* **Objective**:
From the records, pick out and copy each line containing "svake".

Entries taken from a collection
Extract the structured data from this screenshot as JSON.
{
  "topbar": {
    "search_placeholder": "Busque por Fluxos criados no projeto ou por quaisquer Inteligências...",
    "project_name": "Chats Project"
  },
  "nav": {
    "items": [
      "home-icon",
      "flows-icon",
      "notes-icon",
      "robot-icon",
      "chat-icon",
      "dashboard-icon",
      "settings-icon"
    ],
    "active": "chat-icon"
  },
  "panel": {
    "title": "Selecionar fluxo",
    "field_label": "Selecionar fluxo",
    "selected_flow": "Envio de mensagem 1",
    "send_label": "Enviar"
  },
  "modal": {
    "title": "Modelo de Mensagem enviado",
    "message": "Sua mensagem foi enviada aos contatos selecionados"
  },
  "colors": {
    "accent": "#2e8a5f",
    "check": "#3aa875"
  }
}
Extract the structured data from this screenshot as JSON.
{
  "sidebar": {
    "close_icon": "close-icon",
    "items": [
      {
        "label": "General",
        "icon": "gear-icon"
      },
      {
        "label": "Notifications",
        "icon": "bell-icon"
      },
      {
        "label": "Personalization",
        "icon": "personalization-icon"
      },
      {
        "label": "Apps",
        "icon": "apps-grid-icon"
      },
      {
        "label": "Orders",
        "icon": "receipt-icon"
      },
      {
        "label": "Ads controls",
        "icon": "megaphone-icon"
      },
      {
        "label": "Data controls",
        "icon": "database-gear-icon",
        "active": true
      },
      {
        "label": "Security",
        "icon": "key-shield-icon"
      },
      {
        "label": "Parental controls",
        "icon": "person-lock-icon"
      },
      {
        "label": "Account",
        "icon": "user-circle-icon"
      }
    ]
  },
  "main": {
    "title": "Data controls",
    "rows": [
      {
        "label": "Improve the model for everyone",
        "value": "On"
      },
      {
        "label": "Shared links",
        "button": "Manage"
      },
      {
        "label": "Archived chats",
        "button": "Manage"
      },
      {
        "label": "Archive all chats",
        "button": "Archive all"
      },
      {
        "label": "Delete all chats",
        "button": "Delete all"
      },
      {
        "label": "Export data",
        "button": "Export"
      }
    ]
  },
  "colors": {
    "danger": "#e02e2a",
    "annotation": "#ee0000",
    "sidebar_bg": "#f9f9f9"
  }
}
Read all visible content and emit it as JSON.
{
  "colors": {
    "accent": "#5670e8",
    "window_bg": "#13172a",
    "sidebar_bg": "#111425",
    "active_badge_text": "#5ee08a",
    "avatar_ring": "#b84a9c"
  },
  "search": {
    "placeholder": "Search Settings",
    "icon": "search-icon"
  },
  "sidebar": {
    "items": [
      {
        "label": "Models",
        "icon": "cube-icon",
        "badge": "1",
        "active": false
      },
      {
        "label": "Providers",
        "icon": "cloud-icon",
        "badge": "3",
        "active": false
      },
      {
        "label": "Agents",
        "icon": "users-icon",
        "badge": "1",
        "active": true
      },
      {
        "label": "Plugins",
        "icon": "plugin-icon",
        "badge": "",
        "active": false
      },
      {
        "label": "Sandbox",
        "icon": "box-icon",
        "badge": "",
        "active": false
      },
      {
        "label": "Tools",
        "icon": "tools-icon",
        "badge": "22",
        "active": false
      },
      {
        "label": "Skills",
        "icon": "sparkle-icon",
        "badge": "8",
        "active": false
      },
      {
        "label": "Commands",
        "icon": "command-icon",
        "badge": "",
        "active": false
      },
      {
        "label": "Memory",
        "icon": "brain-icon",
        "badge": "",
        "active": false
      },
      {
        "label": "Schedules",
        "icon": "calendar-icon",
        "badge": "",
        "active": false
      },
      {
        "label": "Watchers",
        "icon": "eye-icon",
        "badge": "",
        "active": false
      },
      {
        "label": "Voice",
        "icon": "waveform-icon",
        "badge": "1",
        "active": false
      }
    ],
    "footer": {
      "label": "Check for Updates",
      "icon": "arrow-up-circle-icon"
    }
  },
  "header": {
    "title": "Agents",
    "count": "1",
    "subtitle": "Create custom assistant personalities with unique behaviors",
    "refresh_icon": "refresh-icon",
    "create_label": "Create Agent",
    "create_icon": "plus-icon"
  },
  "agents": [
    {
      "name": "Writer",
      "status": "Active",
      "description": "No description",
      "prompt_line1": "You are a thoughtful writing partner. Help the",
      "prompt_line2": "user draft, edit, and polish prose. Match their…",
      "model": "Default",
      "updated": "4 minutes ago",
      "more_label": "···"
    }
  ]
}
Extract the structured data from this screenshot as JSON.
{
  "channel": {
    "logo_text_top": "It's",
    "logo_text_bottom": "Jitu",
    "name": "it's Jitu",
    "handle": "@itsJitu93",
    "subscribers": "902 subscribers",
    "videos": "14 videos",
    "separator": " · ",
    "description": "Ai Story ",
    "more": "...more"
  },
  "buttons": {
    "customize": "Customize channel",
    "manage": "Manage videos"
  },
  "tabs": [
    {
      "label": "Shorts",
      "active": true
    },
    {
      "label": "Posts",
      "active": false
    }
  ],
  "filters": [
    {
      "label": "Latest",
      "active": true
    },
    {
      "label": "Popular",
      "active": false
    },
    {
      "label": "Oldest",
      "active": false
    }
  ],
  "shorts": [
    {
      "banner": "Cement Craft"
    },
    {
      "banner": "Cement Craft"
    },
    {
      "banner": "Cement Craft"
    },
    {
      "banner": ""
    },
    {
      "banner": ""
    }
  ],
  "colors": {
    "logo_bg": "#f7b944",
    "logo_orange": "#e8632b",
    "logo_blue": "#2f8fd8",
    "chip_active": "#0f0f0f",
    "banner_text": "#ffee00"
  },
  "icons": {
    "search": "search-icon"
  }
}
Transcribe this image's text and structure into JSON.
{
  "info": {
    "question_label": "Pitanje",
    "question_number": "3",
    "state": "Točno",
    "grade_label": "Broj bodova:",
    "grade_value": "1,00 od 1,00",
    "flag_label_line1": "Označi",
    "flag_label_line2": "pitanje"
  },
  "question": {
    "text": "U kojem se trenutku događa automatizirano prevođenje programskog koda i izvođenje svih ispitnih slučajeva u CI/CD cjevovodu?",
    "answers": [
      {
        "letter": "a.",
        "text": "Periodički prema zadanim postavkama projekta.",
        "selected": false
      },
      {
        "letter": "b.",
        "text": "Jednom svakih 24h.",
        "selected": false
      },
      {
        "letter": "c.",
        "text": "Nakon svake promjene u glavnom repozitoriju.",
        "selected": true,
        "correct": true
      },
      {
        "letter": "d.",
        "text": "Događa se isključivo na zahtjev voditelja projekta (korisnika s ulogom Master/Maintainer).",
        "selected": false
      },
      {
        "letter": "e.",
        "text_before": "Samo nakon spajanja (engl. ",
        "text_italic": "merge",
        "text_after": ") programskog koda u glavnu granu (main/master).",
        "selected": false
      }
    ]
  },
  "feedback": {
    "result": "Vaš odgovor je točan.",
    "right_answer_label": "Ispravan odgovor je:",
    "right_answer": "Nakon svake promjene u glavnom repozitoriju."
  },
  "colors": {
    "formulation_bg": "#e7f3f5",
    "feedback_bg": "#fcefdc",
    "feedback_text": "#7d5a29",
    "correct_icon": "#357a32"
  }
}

* **Complete output**:
        "text": "Nakon svake promjene u glavnom repozitoriju.",
    "right_answer": "Nakon svake promjene u glavnom repozitoriju."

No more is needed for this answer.